(EXERCISE MATERIALS)
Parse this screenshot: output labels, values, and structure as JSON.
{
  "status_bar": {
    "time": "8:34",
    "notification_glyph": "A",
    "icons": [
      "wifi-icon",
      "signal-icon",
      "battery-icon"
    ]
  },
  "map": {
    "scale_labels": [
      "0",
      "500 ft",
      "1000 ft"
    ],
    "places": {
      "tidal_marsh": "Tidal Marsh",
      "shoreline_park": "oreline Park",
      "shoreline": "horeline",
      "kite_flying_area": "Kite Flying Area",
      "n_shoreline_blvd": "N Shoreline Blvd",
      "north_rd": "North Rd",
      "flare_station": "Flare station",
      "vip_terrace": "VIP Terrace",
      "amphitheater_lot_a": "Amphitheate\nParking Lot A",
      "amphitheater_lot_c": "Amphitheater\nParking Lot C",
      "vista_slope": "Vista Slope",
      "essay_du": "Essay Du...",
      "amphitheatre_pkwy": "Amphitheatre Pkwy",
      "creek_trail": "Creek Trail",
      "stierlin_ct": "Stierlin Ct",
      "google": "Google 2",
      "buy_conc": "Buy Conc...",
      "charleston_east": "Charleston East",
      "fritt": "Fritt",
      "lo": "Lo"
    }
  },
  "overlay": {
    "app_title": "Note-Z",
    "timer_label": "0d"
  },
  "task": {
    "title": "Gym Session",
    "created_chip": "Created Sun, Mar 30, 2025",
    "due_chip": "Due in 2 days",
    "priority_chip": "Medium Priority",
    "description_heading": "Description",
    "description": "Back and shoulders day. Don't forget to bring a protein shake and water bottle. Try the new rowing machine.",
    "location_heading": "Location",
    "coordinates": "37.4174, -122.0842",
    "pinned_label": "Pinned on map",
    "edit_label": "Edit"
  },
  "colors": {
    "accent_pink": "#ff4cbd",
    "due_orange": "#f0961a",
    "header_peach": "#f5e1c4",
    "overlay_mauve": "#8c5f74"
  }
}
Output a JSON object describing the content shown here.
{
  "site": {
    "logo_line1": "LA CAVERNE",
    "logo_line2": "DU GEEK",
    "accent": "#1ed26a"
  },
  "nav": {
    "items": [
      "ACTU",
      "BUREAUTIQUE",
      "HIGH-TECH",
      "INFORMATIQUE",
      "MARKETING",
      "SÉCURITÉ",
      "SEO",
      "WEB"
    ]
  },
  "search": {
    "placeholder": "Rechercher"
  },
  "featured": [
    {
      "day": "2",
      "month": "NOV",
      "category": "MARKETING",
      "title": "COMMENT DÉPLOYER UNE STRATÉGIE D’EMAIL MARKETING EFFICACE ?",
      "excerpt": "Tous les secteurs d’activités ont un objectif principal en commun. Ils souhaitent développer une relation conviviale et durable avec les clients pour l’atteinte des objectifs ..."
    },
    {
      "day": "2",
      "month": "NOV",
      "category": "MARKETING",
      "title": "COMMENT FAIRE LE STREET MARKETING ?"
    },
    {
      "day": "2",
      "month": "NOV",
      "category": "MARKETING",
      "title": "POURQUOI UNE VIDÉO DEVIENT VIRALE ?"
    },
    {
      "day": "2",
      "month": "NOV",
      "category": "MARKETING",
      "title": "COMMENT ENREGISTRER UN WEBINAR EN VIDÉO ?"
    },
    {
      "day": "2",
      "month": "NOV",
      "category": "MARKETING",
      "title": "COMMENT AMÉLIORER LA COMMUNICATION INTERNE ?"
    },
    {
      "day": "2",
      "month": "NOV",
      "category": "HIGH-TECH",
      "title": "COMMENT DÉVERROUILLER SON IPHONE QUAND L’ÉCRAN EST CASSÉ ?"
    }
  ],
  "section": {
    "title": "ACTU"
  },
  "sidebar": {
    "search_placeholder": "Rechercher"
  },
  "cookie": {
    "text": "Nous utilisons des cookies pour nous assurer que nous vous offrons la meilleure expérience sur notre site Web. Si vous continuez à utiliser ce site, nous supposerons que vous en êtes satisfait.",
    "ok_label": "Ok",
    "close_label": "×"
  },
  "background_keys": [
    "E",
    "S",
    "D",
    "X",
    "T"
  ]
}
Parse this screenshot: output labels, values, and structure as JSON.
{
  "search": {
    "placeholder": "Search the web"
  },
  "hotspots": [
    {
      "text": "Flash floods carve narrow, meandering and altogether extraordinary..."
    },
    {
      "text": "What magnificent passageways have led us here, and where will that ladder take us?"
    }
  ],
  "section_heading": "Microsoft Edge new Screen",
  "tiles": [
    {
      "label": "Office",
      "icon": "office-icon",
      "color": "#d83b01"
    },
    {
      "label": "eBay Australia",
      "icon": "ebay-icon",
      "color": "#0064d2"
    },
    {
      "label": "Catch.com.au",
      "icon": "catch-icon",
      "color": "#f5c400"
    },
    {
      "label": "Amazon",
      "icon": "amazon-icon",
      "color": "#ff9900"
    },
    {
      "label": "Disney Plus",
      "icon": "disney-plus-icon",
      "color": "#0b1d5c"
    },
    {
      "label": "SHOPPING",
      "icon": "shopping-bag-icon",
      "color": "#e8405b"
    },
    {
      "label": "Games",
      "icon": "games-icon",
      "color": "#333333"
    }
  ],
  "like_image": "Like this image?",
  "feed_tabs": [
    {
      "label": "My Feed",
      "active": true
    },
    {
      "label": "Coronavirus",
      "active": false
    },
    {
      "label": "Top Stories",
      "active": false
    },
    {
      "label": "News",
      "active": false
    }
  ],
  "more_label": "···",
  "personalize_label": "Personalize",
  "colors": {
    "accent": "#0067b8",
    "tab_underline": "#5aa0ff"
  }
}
(End EXERCISE MATERIALS)
◆ TASK DIRECTIONS: Write down the entire listing above verbatim.

◆ SOLUTION FOR THIS EXERCISE:
Parse this screenshot: output labels, values, and structure as JSON.
{
  "status_bar": {
    "time": "8:34",
    "notification_glyph": "A",
    "icons": [
      "wifi-icon",
      "signal-icon",
      "battery-icon"
    ]
  },
  "map": {
    "scale_labels": [
      "0",
      "500 ft",
      "1000 ft"
    ],
    "places": {
      "tidal_marsh": "Tidal Marsh",
      "shoreline_park": "oreline Park",
      "shoreline": "horeline",
      "kite_flying_area": "Kite Flying Area",
      "n_shoreline_blvd": "N Shoreline Blvd",
      "north_rd": "North Rd",
      "flare_station": "Flare station",
      "vip_terrace": "VIP Terrace",
      "amphitheater_lot_a": "Amphitheate\nParking Lot A",
      "amphitheater_lot_c": "Amphitheater\nParking Lot C",
      "vista_slope": "Vista Slope",
      "essay_du": "Essay Du...",
      "amphitheatre_pkwy": "Amphitheatre Pkwy",
      "creek_trail": "Creek Trail",
      "stierlin_ct": "Stierlin Ct",
      "google": "Google 2",
      "buy_conc": "Buy Conc...",
      "charleston_east": "Charleston East",
      "fritt": "Fritt",
      "lo": "Lo"
    }
  },
  "overlay": {
    "app_title": "Note-Z",
    "timer_label": "0d"
  },
  "task": {
    "title": "Gym Session",
    "created_chip": "Created Sun, Mar 30, 2025",
    "due_chip": "Due in 2 days",
    "priority_chip": "Medium Priority",
    "description_heading": "Description",
    "description": "Back and shoulders day. Don't forget to bring a protein shake and water bottle. Try the new rowing machine.",
    "location_heading": "Location",
    "coordinates": "37.4174, -122.0842",
    "pinned_label": "Pinned on map",
    "edit_label": "Edit"
  },
  "colors": {
    "accent_pink": "#ff4cbd",
    "due_orange": "#f0961a",
    "header_peach": "#f5e1c4",
    "overlay_mauve": "#8c5f74"
  }
}
Output a JSON object describing the content shown here.
{
  "site": {
    "logo_line1": "LA CAVERNE",
    "logo_line2": "DU GEEK",
    "accent": "#1ed26a"
  },
  "nav": {
    "items": [
      "ACTU",
      "BUREAUTIQUE",
      "HIGH-TECH",
      "INFORMATIQUE",
      "MARKETING",
      "SÉCURITÉ",
      "SEO",
      "WEB"
    ]
  },
  "search": {
    "placeholder": "Rechercher"
  },
  "featured": [
    {
      "day": "2",
      "month": "NOV",
      "category": "MARKETING",
      "title": "COMMENT DÉPLOYER UNE STRATÉGIE D’EMAIL MARKETING EFFICACE ?",
      "excerpt": "Tous les secteurs d’activités ont un objectif principal en commun. Ils souhaitent développer une relation conviviale et durable avec les clients pour l’atteinte des objectifs ..."
    },
    {
      "day": "2",
      "month": "NOV",
      "category": "MARKETING",
      "title": "COMMENT FAIRE LE STREET MARKETING ?"
    },
    {
      "day": "2",
      "month": "NOV",
      "category": "MARKETING",
      "title": "POURQUOI UNE VIDÉO DEVIENT VIRALE ?"
    },
    {
      "day": "2",
      "month": "NOV",
      "category": "MARKETING",
      "title": "COMMENT ENREGISTRER UN WEBINAR EN VIDÉO ?"
    },
    {
      "day": "2",
      "month": "NOV",
      "category": "MARKETING",
      "title": "COMMENT AMÉLIORER LA COMMUNICATION INTERNE ?"
    },
    {
      "day": "2",
      "month": "NOV",
      "category": "HIGH-TECH",
      "title": "COMMENT DÉVERROUILLER SON IPHONE QUAND L’ÉCRAN EST CASSÉ ?"
    }
  ],
  "section": {
    "title": "ACTU"
  },
  "sidebar": {
    "search_placeholder": "Rechercher"
  },
  "cookie": {
    "text": "Nous utilisons des cookies pour nous assurer que nous vous offrons la meilleure expérience sur notre site Web. Si vous continuez à utiliser ce site, nous supposerons que vous en êtes satisfait.",
    "ok_label": "Ok",
    "close_label": "×"
  },
  "background_keys": [
    "E",
    "S",
    "D",
    "X",
    "T"
  ]
}
Parse this screenshot: output labels, values, and structure as JSON.
{
  "search": {
    "placeholder": "Search the web"
  },
  "hotspots": [
    {
      "text": "Flash floods carve narrow, meandering and altogether extraordinary..."
    },
    {
      "text": "What magnificent passageways have led us here, and where will that ladder take us?"
    }
  ],
  "section_heading": "Microsoft Edge new Screen",
  "tiles": [
    {
      "label": "Office",
      "icon": "office-icon",
      "color": "#d83b01"
    },
    {
      "label": "eBay Australia",
      "icon": "ebay-icon",
      "color": "#0064d2"
    },
    {
      "label": "Catch.com.au",
      "icon": "catch-icon",
      "color": "#f5c400"
    },
    {
      "label": "Amazon",
      "icon": "amazon-icon",
      "color": "#ff9900"
    },
    {
      "label": "Disney Plus",
      "icon": "disney-plus-icon",
      "color": "#0b1d5c"
    },
    {
      "label": "SHOPPING",
      "icon": "shopping-bag-icon",
      "color": "#e8405b"
    },
    {
      "label": "Games",
      "icon": "games-icon",
      "color": "#333333"
    }
  ],
  "like_image": "Like this image?",
  "feed_tabs": [
    {
      "label": "My Feed",
      "active": true
    },
    {
      "label": "Coronavirus",
      "active": false
    },
    {
      "label": "Top Stories",
      "active": false
    },
    {
      "label": "News",
      "active": false
    }
  ],
  "more_label": "···",
  "personalize_label": "Personalize",
  "colors": {
    "accent": "#0067b8",
    "tab_underline": "#5aa0ff"
  }
}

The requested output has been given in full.